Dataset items
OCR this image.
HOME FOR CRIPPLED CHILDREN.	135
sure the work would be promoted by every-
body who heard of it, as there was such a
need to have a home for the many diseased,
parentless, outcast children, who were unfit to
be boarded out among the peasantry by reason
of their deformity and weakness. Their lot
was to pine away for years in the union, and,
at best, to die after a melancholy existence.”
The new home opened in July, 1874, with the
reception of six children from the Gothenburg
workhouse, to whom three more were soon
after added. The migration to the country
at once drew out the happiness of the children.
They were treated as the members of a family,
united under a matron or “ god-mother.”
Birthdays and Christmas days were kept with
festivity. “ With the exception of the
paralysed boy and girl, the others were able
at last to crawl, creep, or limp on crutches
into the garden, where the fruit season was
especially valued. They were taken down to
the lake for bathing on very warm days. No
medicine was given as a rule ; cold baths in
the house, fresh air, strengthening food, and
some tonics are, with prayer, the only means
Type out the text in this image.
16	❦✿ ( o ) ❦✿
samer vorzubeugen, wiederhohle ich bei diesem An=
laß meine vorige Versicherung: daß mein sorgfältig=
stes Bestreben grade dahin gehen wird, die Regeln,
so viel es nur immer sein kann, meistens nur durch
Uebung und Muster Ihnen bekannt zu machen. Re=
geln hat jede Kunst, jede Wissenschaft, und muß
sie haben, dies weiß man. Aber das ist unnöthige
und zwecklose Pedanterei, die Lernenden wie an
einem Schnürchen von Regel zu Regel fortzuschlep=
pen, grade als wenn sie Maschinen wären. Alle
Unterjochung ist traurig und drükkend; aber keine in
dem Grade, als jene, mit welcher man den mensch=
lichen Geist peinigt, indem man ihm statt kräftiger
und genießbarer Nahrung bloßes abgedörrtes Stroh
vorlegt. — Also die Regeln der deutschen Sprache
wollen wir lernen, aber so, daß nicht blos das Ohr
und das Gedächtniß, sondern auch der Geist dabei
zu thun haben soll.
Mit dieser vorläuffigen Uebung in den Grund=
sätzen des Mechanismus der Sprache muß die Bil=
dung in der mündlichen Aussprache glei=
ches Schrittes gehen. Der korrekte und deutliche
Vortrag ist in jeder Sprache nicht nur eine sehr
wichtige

GOAL:
Copy down the whole of the data above, matching it exactly.

OUTPUT OF THE TASK:
OCR this image.
HOME FOR CRIPPLED CHILDREN.	135
sure the work would be promoted by every-
body who heard of it, as there was such a
need to have a home for the many diseased,
parentless, outcast children, who were unfit to
be boarded out among the peasantry by reason
of their deformity and weakness. Their lot
was to pine away for years in the union, and,
at best, to die after a melancholy existence.”
The new home opened in July, 1874, with the
reception of six children from the Gothenburg
workhouse, to whom three more were soon
after added. The migration to the country
at once drew out the happiness of the children.
They were treated as the members of a family,
united under a matron or “ god-mother.”
Birthdays and Christmas days were kept with
festivity. “ With the exception of the
paralysed boy and girl, the others were able
at last to crawl, creep, or limp on crutches
into the garden, where the fruit season was
especially valued. They were taken down to
the lake for bathing on very warm days. No
medicine was given as a rule ; cold baths in
the house, fresh air, strengthening food, and
some tonics are, with prayer, the only means
Type out the text in this image.
16	❦✿ ( o ) ❦✿
samer vorzubeugen, wiederhohle ich bei diesem An=
laß meine vorige Versicherung: daß mein sorgfältig=
stes Bestreben grade dahin gehen wird, die Regeln,
so viel es nur immer sein kann, meistens nur durch
Uebung und Muster Ihnen bekannt zu machen. Re=
geln hat jede Kunst, jede Wissenschaft, und muß
sie haben, dies weiß man. Aber das ist unnöthige
und zwecklose Pedanterei, die Lernenden wie an
einem Schnürchen von Regel zu Regel fortzuschlep=
pen, grade als wenn sie Maschinen wären. Alle
Unterjochung ist traurig und drükkend; aber keine in
dem Grade, als jene, mit welcher man den mensch=
lichen Geist peinigt, indem man ihm statt kräftiger
und genießbarer Nahrung bloßes abgedörrtes Stroh
vorlegt. — Also die Regeln der deutschen Sprache
wollen wir lernen, aber so, daß nicht blos das Ohr
und das Gedächtniß, sondern auch der Geist dabei
zu thun haben soll.
Mit dieser vorläuffigen Uebung in den Grund=
sätzen des Mechanismus der Sprache muß die Bil=
dung in der mündlichen Aussprache glei=
ches Schrittes gehen. Der korrekte und deutliche
Vortrag ist in jeder Sprache nicht nur eine sehr
wichtige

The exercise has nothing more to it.